Saved data entries:
* * * * * * * * *

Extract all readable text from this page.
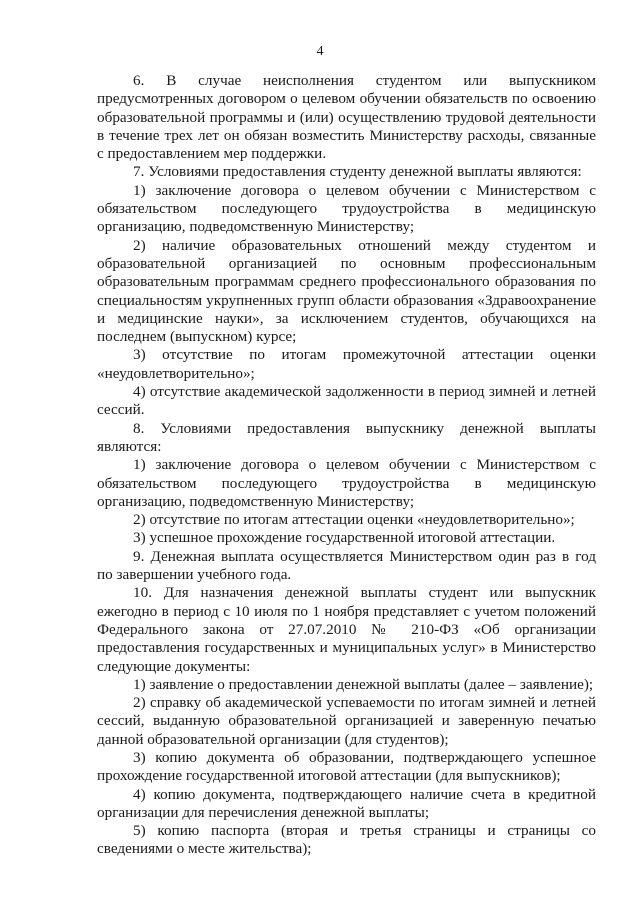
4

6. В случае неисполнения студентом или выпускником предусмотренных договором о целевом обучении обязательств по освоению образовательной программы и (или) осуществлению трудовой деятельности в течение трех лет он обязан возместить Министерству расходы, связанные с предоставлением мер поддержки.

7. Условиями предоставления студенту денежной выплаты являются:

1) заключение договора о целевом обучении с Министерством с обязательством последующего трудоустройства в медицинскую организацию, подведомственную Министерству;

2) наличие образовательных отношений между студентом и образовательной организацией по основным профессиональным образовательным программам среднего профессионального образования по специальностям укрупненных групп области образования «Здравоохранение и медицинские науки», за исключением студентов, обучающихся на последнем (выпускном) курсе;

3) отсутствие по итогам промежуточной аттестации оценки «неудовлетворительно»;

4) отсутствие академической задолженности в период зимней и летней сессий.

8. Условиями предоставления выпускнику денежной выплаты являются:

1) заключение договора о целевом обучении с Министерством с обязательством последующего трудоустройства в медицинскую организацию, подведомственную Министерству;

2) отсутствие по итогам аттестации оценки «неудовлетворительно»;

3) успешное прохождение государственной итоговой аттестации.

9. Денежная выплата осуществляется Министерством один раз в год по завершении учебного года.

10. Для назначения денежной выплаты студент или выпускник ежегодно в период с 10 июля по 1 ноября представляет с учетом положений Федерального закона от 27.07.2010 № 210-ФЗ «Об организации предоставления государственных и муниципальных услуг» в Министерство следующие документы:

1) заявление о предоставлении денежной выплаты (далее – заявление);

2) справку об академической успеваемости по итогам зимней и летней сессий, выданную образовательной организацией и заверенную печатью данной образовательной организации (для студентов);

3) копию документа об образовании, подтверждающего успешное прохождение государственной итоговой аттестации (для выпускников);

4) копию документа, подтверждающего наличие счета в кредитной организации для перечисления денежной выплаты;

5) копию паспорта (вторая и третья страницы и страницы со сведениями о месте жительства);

* * * * * * * * *

YOUR GOAL: Repeat the data exactly, excluding the pictures.

EXPECTED OUTPUT:
Extract all readable text from this page.
4

6. В случае неисполнения студентом или выпускником предусмотренных договором о целевом обучении обязательств по освоению образовательной программы и (или) осуществлению трудовой деятельности в течение трех лет он обязан возместить Министерству расходы, связанные с предоставлением мер поддержки.

7. Условиями предоставления студенту денежной выплаты являются:

1) заключение договора о целевом обучении с Министерством с обязательством последующего трудоустройства в медицинскую организацию, подведомственную Министерству;

2) наличие образовательных отношений между студентом и образовательной организацией по основным профессиональным образовательным программам среднего профессионального образования по специальностям укрупненных групп области образования «Здравоохранение и медицинские науки», за исключением студентов, обучающихся на последнем (выпускном) курсе;

3) отсутствие по итогам промежуточной аттестации оценки «неудовлетворительно»;

4) отсутствие академической задолженности в период зимней и летней сессий.

8. Условиями предоставления выпускнику денежной выплаты являются:

1) заключение договора о целевом обучении с Министерством с обязательством последующего трудоустройства в медицинскую организацию, подведомственную Министерству;

2) отсутствие по итогам аттестации оценки «неудовлетворительно»;

3) успешное прохождение государственной итоговой аттестации.

9. Денежная выплата осуществляется Министерством один раз в год по завершении учебного года.

10. Для назначения денежной выплаты студент или выпускник ежегодно в период с 10 июля по 1 ноября представляет с учетом положений Федерального закона от 27.07.2010 № 210-ФЗ «Об организации предоставления государственных и муниципальных услуг» в Министерство следующие документы:

1) заявление о предоставлении денежной выплаты (далее – заявление);

2) справку об академической успеваемости по итогам зимней и летней сессий, выданную образовательной организацией и заверенную печатью данной образовательной организации (для студентов);

3) копию документа об образовании, подтверждающего успешное прохождение государственной итоговой аттестации (для выпускников);

4) копию документа, подтверждающего наличие счета в кредитной организации для перечисления денежной выплаты;

5) копию паспорта (вторая и третья страницы и страницы со сведениями о месте жительства);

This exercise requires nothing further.